■ **WHAT THIS TASK INVOLVES**: The exercise asks you to copy every line below in which "tiveram" appears.

■ **RECORDS PROVIDED**:

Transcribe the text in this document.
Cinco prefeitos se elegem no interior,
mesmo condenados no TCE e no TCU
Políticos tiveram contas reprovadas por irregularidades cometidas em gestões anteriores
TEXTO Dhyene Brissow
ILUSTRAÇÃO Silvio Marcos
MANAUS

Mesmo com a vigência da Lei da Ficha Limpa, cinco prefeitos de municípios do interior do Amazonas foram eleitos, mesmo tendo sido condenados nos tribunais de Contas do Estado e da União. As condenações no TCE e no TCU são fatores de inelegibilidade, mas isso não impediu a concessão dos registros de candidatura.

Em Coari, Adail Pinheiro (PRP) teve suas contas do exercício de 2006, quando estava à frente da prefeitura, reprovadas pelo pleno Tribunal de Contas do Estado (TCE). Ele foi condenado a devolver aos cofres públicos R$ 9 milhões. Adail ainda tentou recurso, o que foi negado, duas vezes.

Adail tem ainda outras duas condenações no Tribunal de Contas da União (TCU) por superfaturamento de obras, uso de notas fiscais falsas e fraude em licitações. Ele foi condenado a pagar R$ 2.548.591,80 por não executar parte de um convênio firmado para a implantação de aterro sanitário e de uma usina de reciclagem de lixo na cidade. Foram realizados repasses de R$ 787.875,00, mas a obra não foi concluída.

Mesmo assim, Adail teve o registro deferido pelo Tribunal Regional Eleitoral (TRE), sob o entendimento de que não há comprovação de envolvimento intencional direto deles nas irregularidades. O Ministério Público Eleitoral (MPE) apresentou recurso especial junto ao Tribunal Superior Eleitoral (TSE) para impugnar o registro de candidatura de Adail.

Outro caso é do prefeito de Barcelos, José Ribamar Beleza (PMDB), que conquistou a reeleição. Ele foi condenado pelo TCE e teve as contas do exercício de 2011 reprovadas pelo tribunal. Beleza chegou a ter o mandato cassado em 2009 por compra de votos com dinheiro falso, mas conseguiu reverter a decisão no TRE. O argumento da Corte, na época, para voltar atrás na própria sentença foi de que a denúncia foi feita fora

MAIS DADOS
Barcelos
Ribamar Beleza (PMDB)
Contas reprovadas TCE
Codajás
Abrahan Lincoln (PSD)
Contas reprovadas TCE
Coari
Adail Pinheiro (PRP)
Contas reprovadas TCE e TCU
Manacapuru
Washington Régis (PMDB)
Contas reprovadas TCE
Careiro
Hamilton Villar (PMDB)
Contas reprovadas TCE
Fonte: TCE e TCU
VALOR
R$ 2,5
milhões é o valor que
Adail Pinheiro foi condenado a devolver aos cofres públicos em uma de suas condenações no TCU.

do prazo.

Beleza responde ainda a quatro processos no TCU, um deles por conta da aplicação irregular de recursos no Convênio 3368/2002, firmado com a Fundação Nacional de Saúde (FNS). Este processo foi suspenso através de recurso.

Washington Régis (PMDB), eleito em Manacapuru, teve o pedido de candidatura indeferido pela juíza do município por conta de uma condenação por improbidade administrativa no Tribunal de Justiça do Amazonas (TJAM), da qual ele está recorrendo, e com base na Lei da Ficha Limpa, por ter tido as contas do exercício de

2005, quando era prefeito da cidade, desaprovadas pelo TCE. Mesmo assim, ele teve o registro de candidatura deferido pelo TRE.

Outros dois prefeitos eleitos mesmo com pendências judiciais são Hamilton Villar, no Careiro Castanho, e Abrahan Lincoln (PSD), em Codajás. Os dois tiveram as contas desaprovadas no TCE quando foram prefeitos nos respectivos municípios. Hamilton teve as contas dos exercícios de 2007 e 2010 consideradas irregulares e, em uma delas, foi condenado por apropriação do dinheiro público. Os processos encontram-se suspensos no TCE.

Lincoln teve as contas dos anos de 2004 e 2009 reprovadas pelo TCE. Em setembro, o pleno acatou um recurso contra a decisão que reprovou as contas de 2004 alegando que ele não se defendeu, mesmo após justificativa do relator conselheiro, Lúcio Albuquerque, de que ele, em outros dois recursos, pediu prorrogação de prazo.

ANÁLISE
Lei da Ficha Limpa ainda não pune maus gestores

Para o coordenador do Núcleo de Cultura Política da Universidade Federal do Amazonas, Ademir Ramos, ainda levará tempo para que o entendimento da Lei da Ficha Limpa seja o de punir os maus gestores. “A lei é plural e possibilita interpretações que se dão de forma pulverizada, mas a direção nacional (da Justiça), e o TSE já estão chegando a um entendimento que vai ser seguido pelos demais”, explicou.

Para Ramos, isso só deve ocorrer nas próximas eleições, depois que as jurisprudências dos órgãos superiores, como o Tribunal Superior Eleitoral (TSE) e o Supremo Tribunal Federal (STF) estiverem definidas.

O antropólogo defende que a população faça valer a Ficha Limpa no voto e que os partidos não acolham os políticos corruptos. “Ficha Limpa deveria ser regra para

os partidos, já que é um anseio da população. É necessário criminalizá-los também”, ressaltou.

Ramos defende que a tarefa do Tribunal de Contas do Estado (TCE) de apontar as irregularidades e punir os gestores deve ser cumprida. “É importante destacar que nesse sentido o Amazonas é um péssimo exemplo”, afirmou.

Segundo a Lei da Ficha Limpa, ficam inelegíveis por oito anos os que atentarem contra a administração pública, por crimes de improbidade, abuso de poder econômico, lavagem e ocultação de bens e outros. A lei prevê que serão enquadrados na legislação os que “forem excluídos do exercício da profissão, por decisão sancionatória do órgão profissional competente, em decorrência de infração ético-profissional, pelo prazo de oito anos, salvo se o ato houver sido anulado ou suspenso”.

■ **THE COMPLETED TASK**:
Políticos tiveram contas reprovadas por irregularidades cometidas em gestões anteriores
Outros dois prefeitos eleitos mesmo com pendências judiciais são Hamilton Villar, no Careiro Castanho, e Abrahan Lincoln (PSD), em Codajás. Os dois tiveram as contas desaprovadas no TCE quando foram prefeitos nos respectivos municípios. Hamilton teve as contas dos exercícios de 2007 e 2010 consideradas irregulares e, em uma delas, foi condenado por apropriação do dinheiro público. Os processos encontram-se suspensos no TCE.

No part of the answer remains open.